━━ SUPPLIED DATA

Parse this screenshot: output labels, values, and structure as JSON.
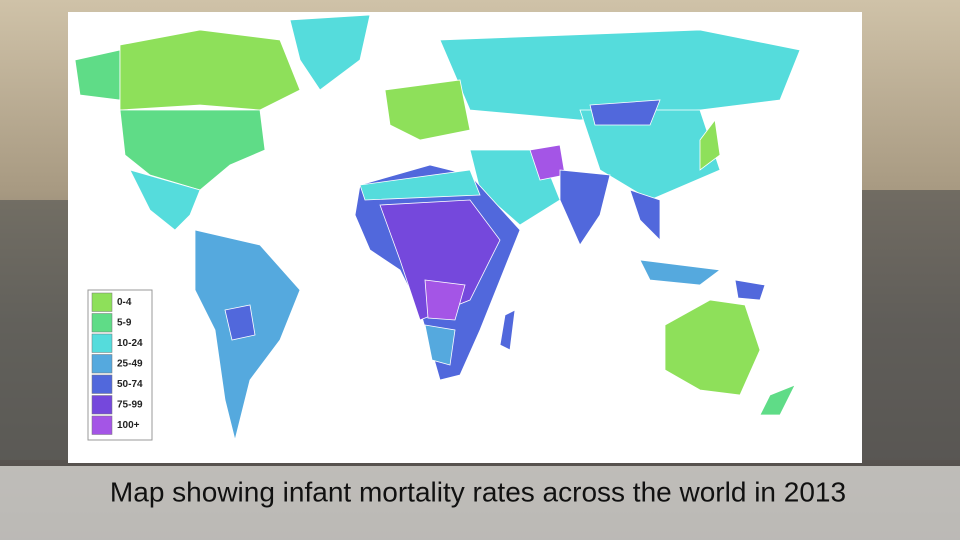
{
  "caption": "Map showing infant mortality rates across the world in 2013",
  "legend": {
    "items": [
      {
        "label": "0-4",
        "color": "#8ee05a"
      },
      {
        "label": "5-9",
        "color": "#5fdc87"
      },
      {
        "label": "10-24",
        "color": "#55dcdc"
      },
      {
        "label": "25-49",
        "color": "#55a9de"
      },
      {
        "label": "50-74",
        "color": "#5168dc"
      },
      {
        "label": "75-99",
        "color": "#7548dc"
      },
      {
        "label": "100+",
        "color": "#a455e6"
      }
    ]
  }
}
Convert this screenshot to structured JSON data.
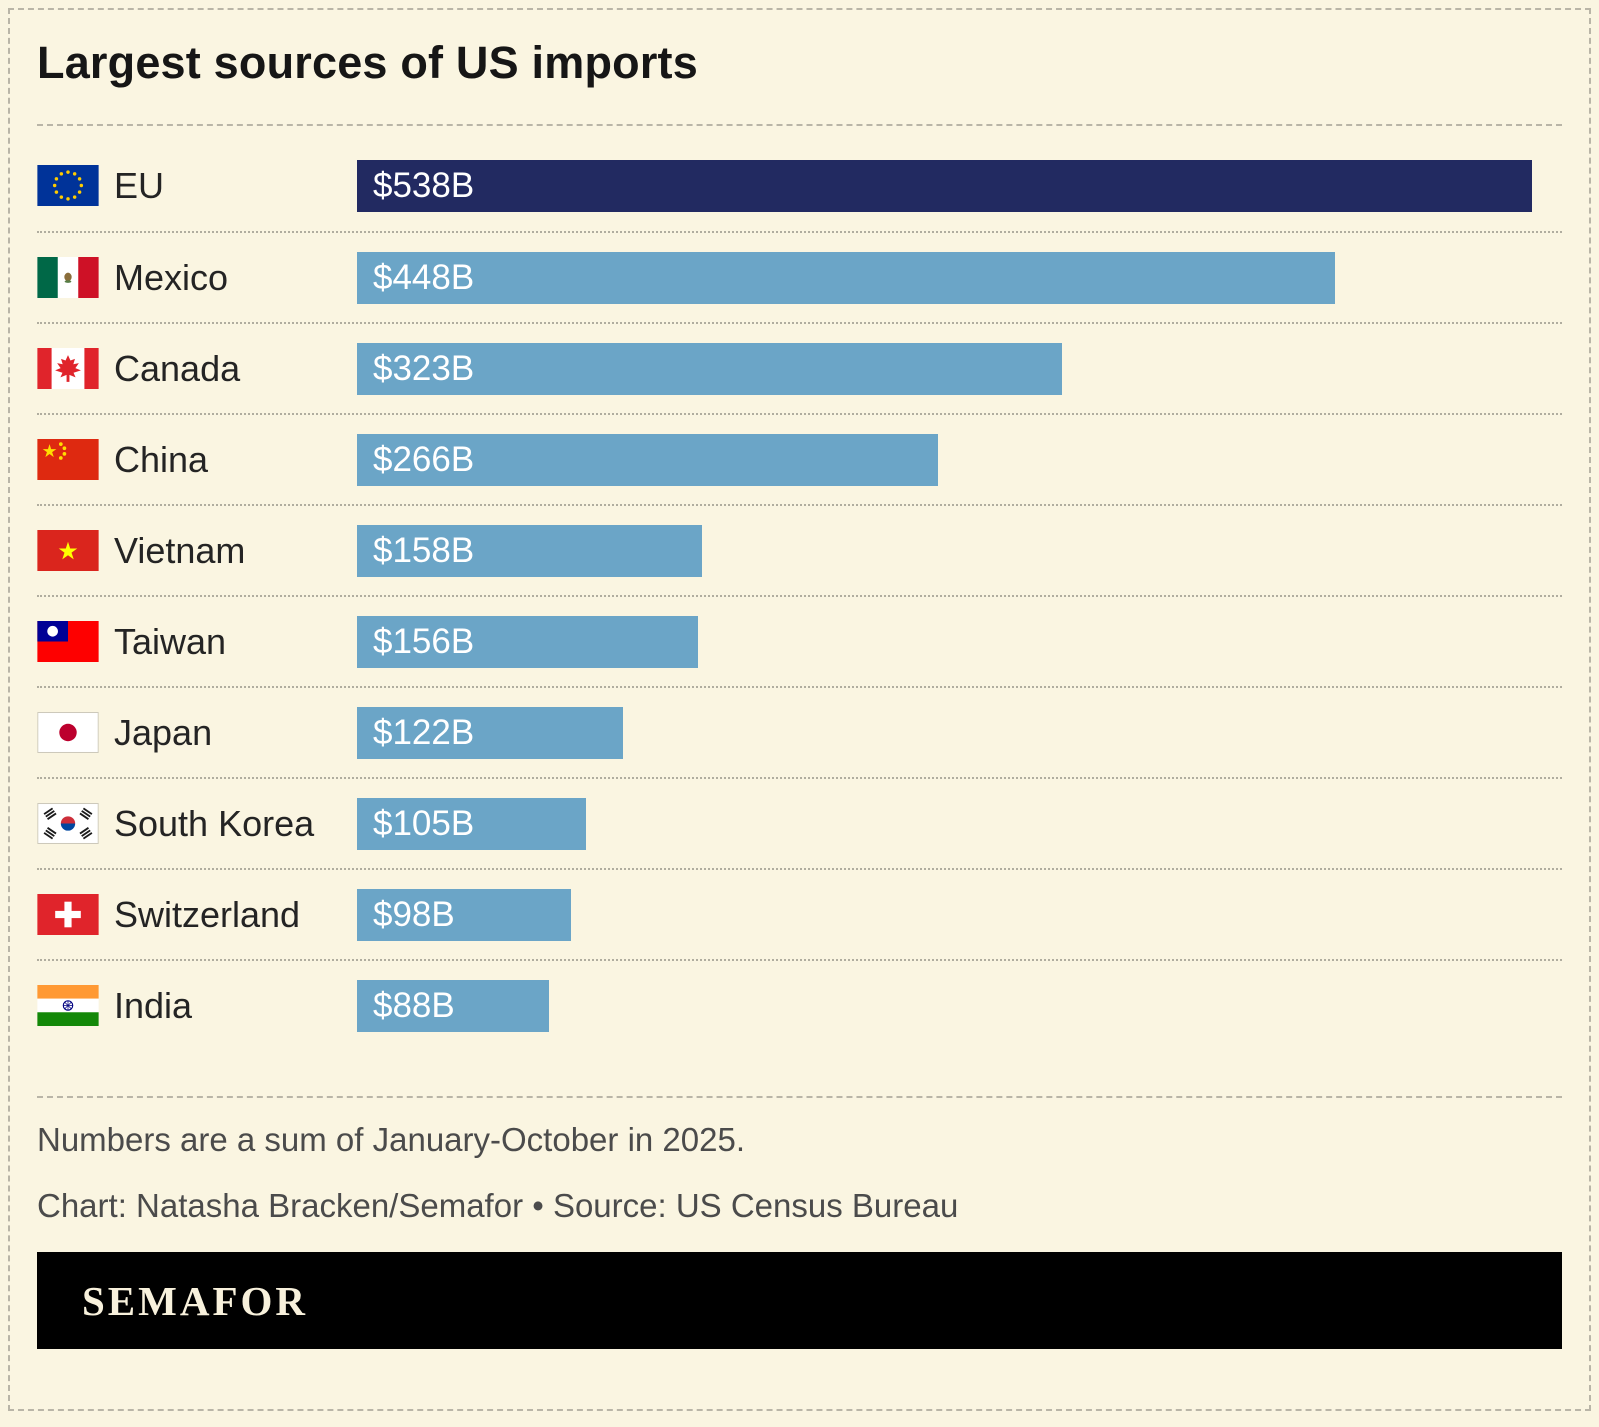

━━━━

▶ _JOB_
Reproduce the listing above exactly, excluding all pictures.

▶ _SOLUTION FOR THIS EXERCISE_
Parse this screenshot: output labels, values, and structure as JSON.
{
  "caption": "Map showing infant mortality rates across the world in 2013",
  "legend": {
    "items": [
      {
        "label": "0-4",
        "color": "#8ee05a"
      },
      {
        "label": "5-9",
        "color": "#5fdc87"
      },
      {
        "label": "10-24",
        "color": "#55dcdc"
      },
      {
        "label": "25-49",
        "color": "#55a9de"
      },
      {
        "label": "50-74",
        "color": "#5168dc"
      },
      {
        "label": "75-99",
        "color": "#7548dc"
      },
      {
        "label": "100+",
        "color": "#a455e6"
      }
    ]
  }
}
Convert this screenshot to structured JSON data.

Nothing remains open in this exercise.